### [TASK TO CARRY OUT]
In the newspaper chapter below, rewrite the paragraph beginning "Soon that memorable morning" as a short bulleted list that keeps its main facts.

Barnstable Patriot, Tuesday, November 22, 1887, page 2
Chapter II

        Soon that memorable morning, under a clear October sky, we set sail from C. harbor—some with hearts elate with hope (for so is it ever with the young and inexperienced,) and some with pulse-throbs of sorrow fear, and perhaps sad forebodings of troubles indefinable dimly shadowing themselves in the silent chambers of the soul—"full of hope, and yet of heart-break,"—who can tell? As long as the old landmarks could be seen, we stood there upon the deck of the "Norwich'' looking toward the old homestead—most of us with tearful eyes, and none of us, I imagine, without feelings of sadness more or less pronounced, that we were parting with a dear home, and with friends whom we never on earth, might meet again. But once fairly on our way, new scenes began to open our view, and our thoughts were on the future. On our right stretched out afar the sandy shell-strown beach of dear old Cape Cod; and on our left the deep wide ocean flecked everywhere with the "white lilies of commerce"—some going and some returning; some near, and some far away. Sometimes we met a sail so near to that the captains exchanged greetings with each other. The voyage to New York was, on the whole, void of incidents well worth recording. There was seasickness, accompanied by the usual tribute which Neptune commonly exacts from new comers on his domain; but this was after we entered the Sound. The wind grew high in the night, and there was besides a "chopped sea." So boisterous were the elements that the captain was induced to make harbor and cast anchor, until the fury of the storm was abated. It was pleasant again the morning following, and we were soon under weigh once more sweeping gallantly forward between Rhode Island and "old Long Island 's sea-girt shore," celebrated by Halleck' s muse.

### [ENTRIES SHOWN]
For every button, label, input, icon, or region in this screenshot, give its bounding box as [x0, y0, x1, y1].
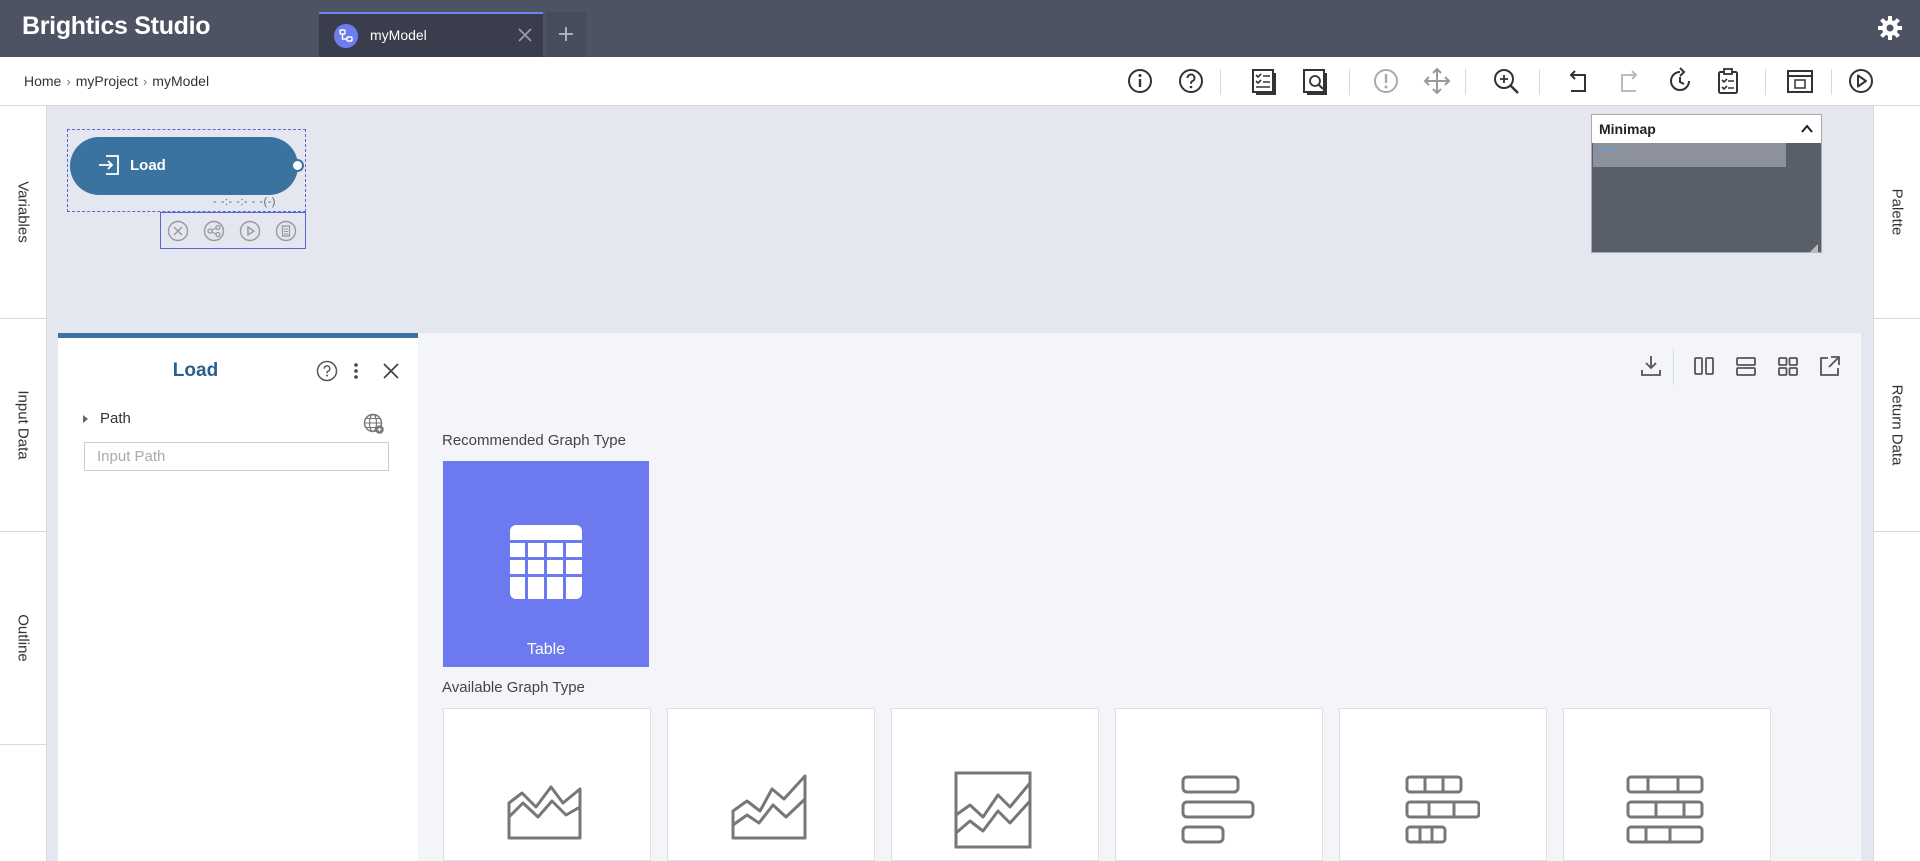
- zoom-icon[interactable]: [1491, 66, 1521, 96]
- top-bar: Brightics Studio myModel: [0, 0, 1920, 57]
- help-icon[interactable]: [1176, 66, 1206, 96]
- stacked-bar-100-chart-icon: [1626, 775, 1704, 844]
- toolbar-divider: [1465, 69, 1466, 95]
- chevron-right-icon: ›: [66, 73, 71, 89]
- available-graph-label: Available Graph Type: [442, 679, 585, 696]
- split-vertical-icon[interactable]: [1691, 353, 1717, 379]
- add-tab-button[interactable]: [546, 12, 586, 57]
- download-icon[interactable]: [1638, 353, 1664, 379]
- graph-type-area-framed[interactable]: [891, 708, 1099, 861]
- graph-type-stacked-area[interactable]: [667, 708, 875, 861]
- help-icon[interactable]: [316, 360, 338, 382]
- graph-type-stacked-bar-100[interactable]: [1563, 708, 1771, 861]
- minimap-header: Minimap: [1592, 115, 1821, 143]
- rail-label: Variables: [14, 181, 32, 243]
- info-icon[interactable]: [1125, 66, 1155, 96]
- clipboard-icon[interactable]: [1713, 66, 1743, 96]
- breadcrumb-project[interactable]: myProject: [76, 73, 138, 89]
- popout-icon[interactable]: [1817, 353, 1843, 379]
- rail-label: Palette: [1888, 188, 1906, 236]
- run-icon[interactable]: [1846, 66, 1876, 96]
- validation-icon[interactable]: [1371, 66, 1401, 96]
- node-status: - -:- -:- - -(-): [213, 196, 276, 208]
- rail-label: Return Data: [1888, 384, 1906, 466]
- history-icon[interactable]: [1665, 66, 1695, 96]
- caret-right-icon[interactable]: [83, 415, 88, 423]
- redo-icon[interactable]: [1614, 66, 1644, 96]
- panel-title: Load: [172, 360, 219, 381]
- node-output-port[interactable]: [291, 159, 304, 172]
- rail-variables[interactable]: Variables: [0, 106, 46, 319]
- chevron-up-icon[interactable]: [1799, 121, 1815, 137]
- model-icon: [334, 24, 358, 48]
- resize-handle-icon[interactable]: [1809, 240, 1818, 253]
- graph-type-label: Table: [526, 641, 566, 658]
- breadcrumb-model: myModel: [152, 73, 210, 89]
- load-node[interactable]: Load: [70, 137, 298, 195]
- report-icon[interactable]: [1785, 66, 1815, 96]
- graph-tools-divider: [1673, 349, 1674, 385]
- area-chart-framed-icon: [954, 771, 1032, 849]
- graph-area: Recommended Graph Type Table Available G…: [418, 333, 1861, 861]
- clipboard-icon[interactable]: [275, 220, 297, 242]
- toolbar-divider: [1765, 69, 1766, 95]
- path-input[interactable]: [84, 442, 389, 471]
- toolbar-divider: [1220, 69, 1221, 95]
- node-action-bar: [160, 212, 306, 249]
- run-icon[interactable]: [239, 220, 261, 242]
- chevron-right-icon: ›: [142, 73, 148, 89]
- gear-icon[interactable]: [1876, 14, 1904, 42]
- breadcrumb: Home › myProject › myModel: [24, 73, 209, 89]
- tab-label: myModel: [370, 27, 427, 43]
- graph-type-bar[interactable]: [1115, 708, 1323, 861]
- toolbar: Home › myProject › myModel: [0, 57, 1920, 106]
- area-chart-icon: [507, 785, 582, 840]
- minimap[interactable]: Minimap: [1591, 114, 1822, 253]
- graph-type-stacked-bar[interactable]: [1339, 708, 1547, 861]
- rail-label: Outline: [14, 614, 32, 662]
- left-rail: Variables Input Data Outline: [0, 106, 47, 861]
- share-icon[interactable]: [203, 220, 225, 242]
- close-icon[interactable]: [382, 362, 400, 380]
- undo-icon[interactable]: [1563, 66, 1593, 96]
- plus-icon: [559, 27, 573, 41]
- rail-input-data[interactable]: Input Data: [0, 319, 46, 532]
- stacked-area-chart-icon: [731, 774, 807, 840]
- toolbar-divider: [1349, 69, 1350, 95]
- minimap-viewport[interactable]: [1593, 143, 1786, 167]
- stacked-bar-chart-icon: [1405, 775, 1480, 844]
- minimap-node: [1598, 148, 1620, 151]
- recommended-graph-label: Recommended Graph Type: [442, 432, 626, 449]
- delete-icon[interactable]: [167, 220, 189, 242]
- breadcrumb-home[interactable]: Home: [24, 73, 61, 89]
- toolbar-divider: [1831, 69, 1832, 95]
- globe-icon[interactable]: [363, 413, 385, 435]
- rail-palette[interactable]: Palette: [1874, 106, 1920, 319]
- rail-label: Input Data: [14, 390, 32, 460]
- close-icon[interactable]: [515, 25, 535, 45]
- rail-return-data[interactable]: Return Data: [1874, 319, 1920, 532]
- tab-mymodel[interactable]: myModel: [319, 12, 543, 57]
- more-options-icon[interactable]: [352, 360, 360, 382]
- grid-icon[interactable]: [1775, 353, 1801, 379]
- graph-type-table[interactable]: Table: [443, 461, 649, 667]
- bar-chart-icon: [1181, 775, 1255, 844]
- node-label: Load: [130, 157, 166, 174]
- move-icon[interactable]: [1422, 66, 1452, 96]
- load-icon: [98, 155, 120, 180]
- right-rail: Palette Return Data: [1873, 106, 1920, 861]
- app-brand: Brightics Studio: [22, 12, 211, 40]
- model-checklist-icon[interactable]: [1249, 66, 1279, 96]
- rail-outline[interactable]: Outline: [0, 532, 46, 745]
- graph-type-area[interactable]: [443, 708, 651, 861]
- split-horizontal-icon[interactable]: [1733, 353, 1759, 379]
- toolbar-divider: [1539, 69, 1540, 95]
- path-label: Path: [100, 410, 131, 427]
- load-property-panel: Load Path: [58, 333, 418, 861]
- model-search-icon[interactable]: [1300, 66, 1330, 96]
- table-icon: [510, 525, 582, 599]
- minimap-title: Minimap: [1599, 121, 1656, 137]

==

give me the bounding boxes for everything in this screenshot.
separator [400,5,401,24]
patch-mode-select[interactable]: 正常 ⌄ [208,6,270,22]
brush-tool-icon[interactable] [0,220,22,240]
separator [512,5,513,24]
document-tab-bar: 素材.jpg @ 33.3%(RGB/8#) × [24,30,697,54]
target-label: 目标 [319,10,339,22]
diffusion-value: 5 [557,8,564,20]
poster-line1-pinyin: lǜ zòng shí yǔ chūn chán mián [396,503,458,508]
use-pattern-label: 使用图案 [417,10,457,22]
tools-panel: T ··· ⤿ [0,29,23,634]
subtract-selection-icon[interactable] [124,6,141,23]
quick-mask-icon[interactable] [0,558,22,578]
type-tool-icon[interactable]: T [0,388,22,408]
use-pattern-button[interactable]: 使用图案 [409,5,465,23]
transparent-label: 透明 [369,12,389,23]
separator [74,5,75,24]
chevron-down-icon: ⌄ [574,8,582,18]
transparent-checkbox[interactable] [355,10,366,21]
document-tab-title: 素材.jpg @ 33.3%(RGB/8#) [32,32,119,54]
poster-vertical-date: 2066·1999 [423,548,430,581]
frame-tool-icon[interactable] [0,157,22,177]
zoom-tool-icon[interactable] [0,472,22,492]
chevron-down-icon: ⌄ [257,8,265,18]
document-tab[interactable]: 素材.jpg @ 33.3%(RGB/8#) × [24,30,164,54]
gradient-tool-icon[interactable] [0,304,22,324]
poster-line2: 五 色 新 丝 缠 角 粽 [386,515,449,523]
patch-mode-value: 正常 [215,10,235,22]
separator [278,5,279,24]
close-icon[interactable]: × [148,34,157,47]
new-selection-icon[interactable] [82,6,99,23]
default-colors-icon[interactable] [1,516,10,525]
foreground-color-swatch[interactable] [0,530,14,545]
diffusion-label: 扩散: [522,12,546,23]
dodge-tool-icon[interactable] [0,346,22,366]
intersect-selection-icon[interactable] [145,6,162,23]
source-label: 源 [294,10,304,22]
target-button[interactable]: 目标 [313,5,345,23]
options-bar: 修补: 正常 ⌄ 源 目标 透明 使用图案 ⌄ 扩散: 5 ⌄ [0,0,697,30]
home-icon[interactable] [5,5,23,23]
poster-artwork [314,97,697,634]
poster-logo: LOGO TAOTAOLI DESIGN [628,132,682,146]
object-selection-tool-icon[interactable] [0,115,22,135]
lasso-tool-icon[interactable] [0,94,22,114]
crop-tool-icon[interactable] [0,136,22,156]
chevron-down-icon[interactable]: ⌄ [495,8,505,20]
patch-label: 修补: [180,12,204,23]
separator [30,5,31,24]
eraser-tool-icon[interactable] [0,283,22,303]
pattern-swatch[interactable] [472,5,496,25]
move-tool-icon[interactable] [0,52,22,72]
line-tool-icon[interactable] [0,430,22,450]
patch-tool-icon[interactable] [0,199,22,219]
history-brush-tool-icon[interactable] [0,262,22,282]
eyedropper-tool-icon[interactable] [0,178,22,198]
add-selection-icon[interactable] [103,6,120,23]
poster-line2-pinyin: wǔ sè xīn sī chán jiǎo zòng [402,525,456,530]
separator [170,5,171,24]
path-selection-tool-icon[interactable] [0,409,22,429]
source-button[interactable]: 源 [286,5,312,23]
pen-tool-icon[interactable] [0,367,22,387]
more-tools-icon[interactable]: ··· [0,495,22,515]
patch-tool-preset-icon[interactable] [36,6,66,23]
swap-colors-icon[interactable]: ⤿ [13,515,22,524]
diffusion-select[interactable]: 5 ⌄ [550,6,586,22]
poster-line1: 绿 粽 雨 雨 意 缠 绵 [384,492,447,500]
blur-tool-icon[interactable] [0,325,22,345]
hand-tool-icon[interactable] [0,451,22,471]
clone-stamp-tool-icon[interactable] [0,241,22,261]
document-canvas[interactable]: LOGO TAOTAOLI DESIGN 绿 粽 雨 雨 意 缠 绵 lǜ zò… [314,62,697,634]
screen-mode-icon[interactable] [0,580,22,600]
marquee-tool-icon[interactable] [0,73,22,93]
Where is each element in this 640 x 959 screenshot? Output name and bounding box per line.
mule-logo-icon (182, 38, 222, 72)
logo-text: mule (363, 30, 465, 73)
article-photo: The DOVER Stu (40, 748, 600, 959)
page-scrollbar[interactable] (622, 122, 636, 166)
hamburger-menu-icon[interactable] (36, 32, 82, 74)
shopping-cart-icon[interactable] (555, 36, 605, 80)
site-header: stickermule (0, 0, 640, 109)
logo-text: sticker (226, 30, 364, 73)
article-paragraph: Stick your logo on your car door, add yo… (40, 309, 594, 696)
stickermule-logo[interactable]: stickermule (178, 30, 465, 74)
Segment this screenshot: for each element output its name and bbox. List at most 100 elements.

### [FINISHED TASK]
- On a clear October morning, the group sailed from C. harbor aboard the "Norwich." Some felt hopeful, while others felt sorrow and fear.
- While the old landmarks stayed in sight, they stood on deck looking back at the old homestead, most of them tearful. They were leaving home and friends they might never meet again.
- Once under way, their thoughts turned to the future. Cape Cod's sandy beach lay on the right, and on the left was the ocean, dotted with sails going and returning.
- Some ships passed close enough for the captains to exchange greetings.
- The voyage to New York was mostly uneventful. Seasickness set in after they entered the Sound.
- High wind and a "chopped sea" during the night led the captain to anchor in a harbor until the storm eased.
- The next morning was pleasant, and they sailed on between Rhode Island and Long Island.